PROBLEM TO SOLVE »
Where a line contains the word "высшее", copy that line in full.

EXCERPTED DATA »
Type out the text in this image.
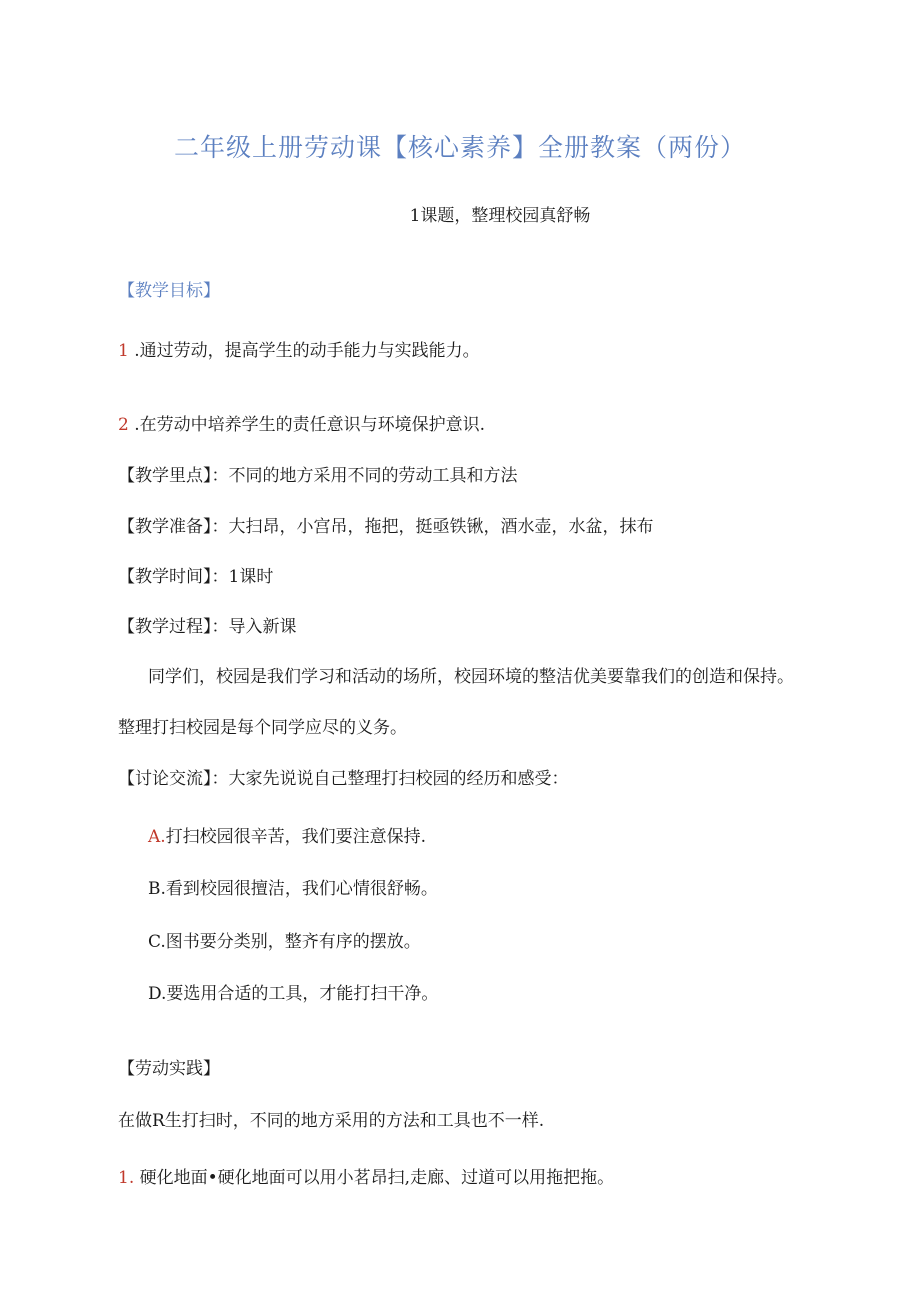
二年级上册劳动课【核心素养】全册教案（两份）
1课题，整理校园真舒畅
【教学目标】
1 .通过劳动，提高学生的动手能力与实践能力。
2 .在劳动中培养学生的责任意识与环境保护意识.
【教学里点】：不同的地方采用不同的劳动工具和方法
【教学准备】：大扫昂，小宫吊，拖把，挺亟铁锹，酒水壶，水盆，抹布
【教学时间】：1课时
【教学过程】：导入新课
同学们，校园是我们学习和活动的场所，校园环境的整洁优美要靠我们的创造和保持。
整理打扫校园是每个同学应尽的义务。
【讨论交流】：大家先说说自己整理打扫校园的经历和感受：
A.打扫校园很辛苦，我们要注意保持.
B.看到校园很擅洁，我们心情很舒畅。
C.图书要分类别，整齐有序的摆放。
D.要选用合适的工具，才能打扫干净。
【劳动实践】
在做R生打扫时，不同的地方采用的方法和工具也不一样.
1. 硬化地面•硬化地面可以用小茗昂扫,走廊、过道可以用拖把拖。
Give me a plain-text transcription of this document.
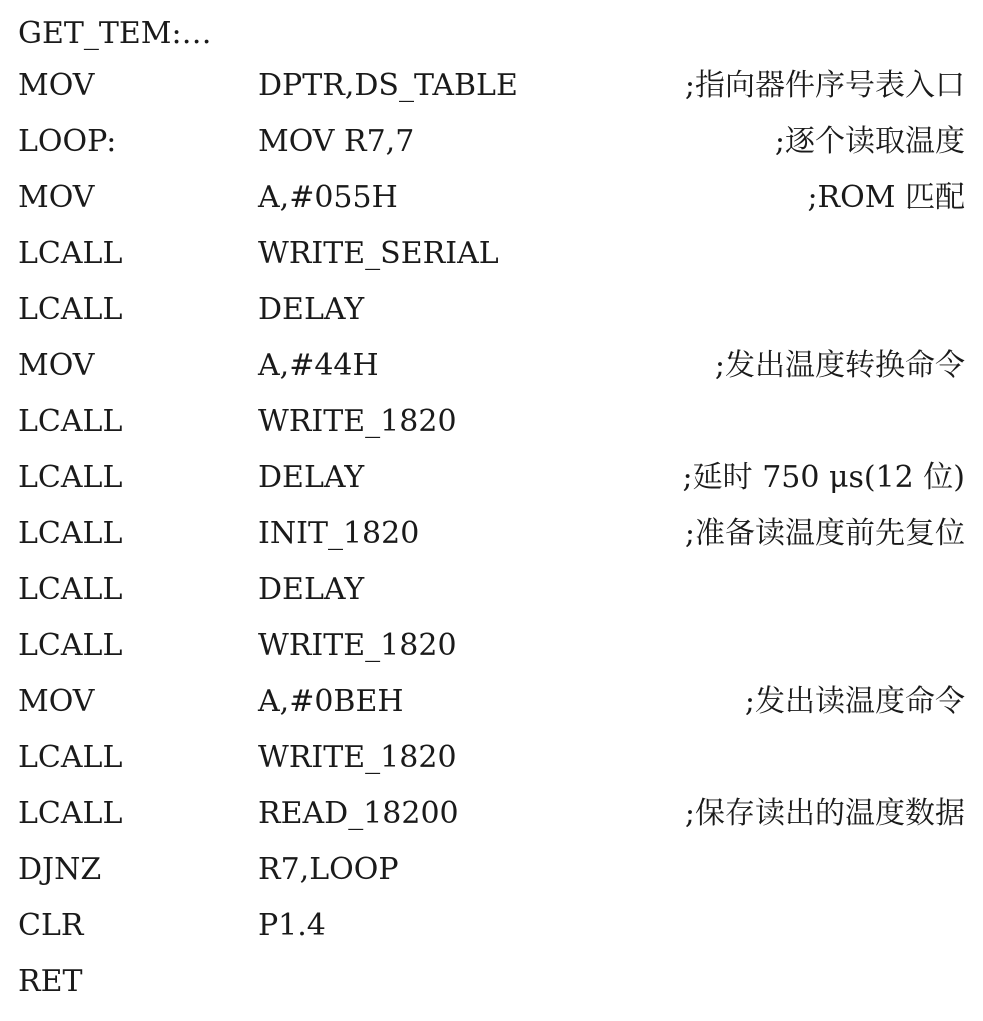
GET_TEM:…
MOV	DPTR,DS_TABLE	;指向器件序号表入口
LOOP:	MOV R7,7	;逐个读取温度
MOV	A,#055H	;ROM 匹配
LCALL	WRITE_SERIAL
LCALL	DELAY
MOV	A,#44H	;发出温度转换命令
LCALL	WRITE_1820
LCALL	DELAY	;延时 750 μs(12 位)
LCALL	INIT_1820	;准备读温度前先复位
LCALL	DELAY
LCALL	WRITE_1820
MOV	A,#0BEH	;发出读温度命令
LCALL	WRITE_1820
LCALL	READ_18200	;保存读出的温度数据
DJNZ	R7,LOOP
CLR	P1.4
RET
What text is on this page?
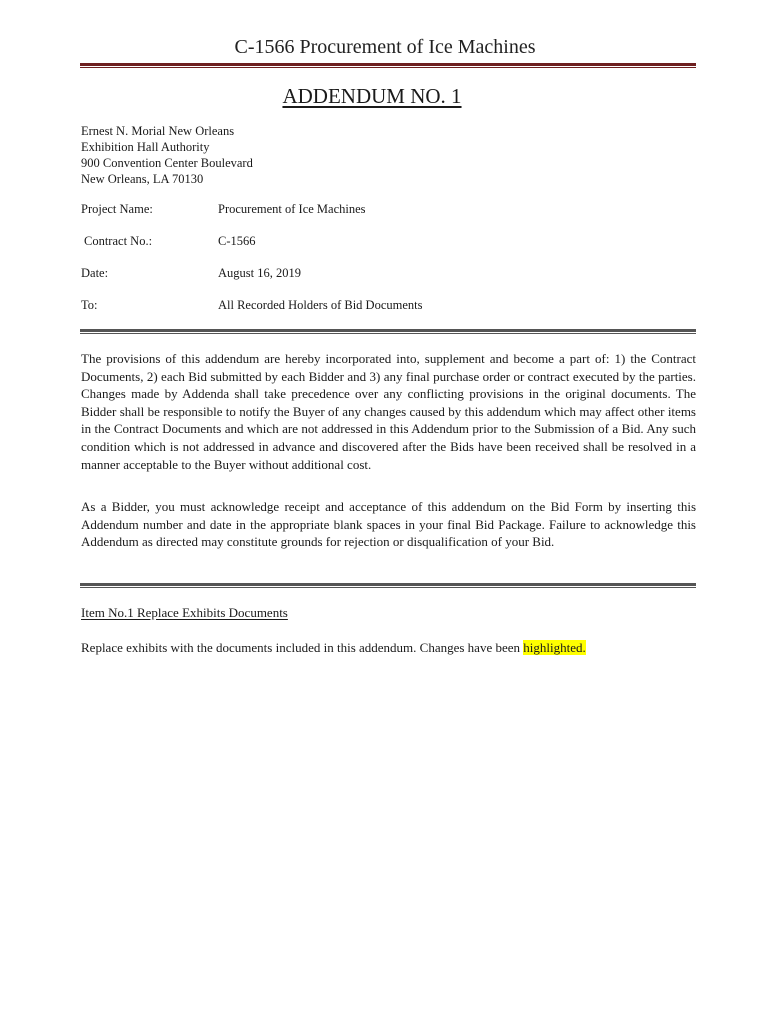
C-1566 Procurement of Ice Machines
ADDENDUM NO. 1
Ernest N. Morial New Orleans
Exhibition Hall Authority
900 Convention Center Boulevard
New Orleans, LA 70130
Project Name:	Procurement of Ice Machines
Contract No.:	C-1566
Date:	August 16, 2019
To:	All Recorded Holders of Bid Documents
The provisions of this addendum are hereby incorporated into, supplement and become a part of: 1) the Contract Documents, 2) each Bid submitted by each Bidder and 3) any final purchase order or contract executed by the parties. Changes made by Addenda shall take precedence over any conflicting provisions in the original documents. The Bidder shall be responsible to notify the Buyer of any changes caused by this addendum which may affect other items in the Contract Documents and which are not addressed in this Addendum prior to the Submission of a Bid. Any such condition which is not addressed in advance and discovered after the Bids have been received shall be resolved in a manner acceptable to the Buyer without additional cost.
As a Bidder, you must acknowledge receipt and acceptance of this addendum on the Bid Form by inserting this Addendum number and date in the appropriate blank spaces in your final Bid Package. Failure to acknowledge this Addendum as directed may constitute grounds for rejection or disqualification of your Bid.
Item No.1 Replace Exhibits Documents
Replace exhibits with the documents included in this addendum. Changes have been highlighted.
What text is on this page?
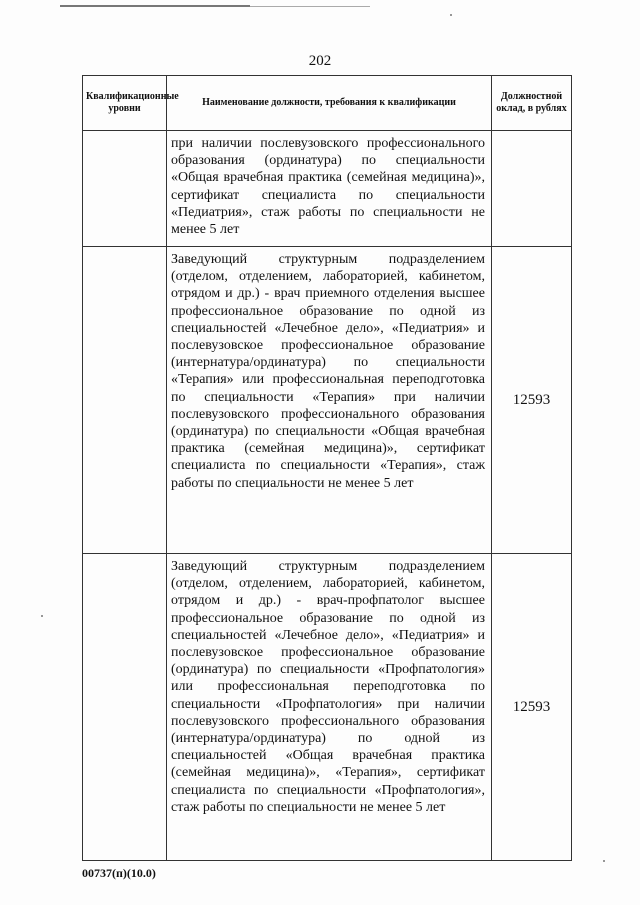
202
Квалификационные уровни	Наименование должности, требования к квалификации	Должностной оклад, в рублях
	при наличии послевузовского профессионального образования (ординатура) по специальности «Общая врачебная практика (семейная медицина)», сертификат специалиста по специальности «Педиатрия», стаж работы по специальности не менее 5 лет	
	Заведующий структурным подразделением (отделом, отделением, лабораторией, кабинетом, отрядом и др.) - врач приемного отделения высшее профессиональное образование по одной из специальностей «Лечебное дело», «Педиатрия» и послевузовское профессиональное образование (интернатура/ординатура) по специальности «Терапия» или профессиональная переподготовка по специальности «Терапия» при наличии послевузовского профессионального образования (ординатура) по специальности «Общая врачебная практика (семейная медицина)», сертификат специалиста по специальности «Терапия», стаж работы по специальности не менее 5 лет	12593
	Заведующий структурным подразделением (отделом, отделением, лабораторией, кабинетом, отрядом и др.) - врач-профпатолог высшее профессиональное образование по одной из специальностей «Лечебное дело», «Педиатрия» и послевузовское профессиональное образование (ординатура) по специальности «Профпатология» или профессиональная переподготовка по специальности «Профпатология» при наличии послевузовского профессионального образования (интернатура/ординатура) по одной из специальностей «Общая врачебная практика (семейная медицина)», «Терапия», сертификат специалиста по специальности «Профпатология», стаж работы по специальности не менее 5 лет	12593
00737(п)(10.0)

ANSWER IN FULL »
	Заведующий структурным подразделением (отделом, отделением, лабораторией, кабинетом, отрядом и др.) - врач приемного отделения высшее профессиональное образование по одной из специальностей «Лечебное дело», «Педиатрия» и послевузовское профессиональное образование (интернатура/ординатура) по специальности «Терапия» или профессиональная переподготовка по специальности «Терапия» при наличии послевузовского профессионального образования (ординатура) по специальности «Общая врачебная практика (семейная медицина)», сертификат специалиста по специальности «Терапия», стаж работы по специальности не менее 5 лет	12593
	Заведующий структурным подразделением (отделом, отделением, лабораторией, кабинетом, отрядом и др.) - врач-профпатолог высшее профессиональное образование по одной из специальностей «Лечебное дело», «Педиатрия» и послевузовское профессиональное образование (ординатура) по специальности «Профпатология» или профессиональная переподготовка по специальности «Профпатология» при наличии послевузовского профессионального образования (интернатура/ординатура) по одной из специальностей «Общая врачебная практика (семейная медицина)», «Терапия», сертификат специалиста по специальности «Профпатология», стаж работы по специальности не менее 5 лет	12593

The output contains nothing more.